=== EXERCISE MATERIAL ===

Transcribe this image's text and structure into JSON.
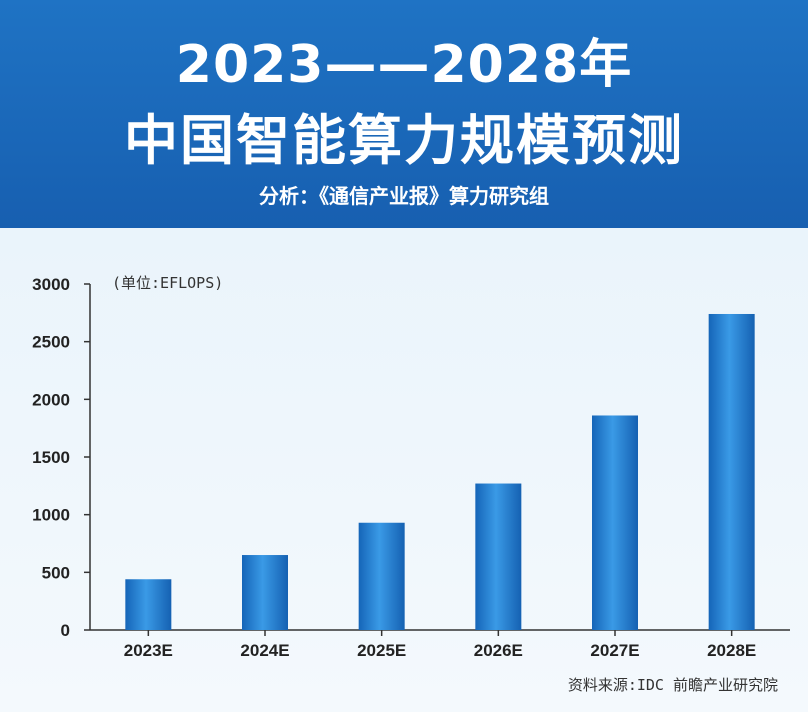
{
  "header": {
    "title_line1": "2023——2028年",
    "title_line2": "中国智能算力规模预测",
    "subtitle": "分析：《通信产业报》算力研究组"
  },
  "unit_label": "(单位:EFLOPS)",
  "source": "资料来源:IDC 前瞻产业研究院",
  "colors": {
    "header_bg": "#1a67b8",
    "bar": "#1e7bd0",
    "axis": "#333333"
  },
  "chart_data": {
    "type": "bar",
    "title": "中国智能算力规模预测",
    "ylabel": "(单位:EFLOPS)",
    "categories": [
      "2023E",
      "2024E",
      "2025E",
      "2026E",
      "2027E",
      "2028E"
    ],
    "values": [
      440,
      650,
      930,
      1270,
      1860,
      2740
    ],
    "ylim": [
      0,
      3000
    ],
    "yticks": [
      0,
      500,
      1000,
      1500,
      2000,
      2500,
      3000
    ],
    "grid": false
  }
}
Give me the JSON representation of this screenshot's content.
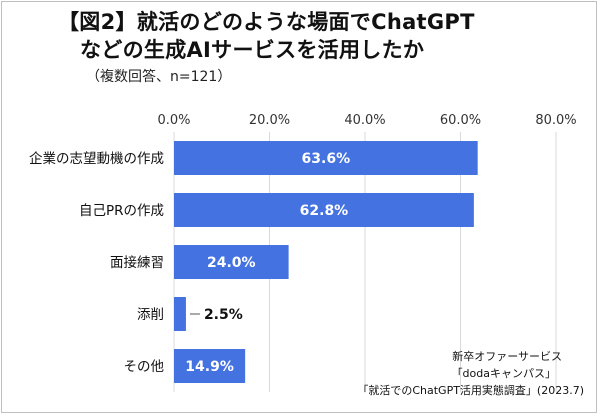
{
  "title_line1": "【図2】就活のどのような場面でChatGPT",
  "title_line2": "などの生成AIサービスを活用したか",
  "subtitle": "（複数回答、n=121）",
  "source_lines": [
    "新卒オファーサービス",
    "「dodaキャンパス」",
    "「就活でのChatGPT活用実態調査」(2023.7)"
  ],
  "colors": {
    "bar": "#4472e0",
    "grid": "#d9d9d9",
    "label_inside": "#ffffff",
    "label_outside": "#111111"
  },
  "chart_data": {
    "type": "bar",
    "orientation": "horizontal",
    "categories": [
      "企業の志望動機の作成",
      "自己PRの作成",
      "面接練習",
      "添削",
      "その他"
    ],
    "values": [
      63.6,
      62.8,
      24.0,
      2.5,
      14.9
    ],
    "data_labels": [
      "63.6%",
      "62.8%",
      "24.0%",
      "2.5%",
      "14.9%"
    ],
    "xlim": [
      0,
      80
    ],
    "xticks": [
      0,
      20,
      40,
      60,
      80
    ],
    "xtick_labels": [
      "0.0%",
      "20.0%",
      "40.0%",
      "60.0%",
      "80.0%"
    ],
    "grid": true,
    "axis_position": "top"
  }
}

===

## TASK OBJECTIVE
Restate word for word only the lines from the one with "Give me the" through the last line of the material, both included. Any picture should be left out.

## WRITTEN RESPONSE
Give me the JSON representation of this screenshot's content.
{
  "title_line1": "【図2】就活のどのような場面でChatGPT",
  "title_line2": "などの生成AIサービスを活用したか",
  "subtitle": "（複数回答、n=121）",
  "source_lines": [
    "新卒オファーサービス",
    "「dodaキャンパス」",
    "「就活でのChatGPT活用実態調査」(2023.7)"
  ],
  "colors": {
    "bar": "#4472e0",
    "grid": "#d9d9d9",
    "label_inside": "#ffffff",
    "label_outside": "#111111"
  },
  "chart_data": {
    "type": "bar",
    "orientation": "horizontal",
    "categories": [
      "企業の志望動機の作成",
      "自己PRの作成",
      "面接練習",
      "添削",
      "その他"
    ],
    "values": [
      63.6,
      62.8,
      24.0,
      2.5,
      14.9
    ],
    "data_labels": [
      "63.6%",
      "62.8%",
      "24.0%",
      "2.5%",
      "14.9%"
    ],
    "xlim": [
      0,
      80
    ],
    "xticks": [
      0,
      20,
      40,
      60,
      80
    ],
    "xtick_labels": [
      "0.0%",
      "20.0%",
      "40.0%",
      "60.0%",
      "80.0%"
    ],
    "grid": true,
    "axis_position": "top"
  }
}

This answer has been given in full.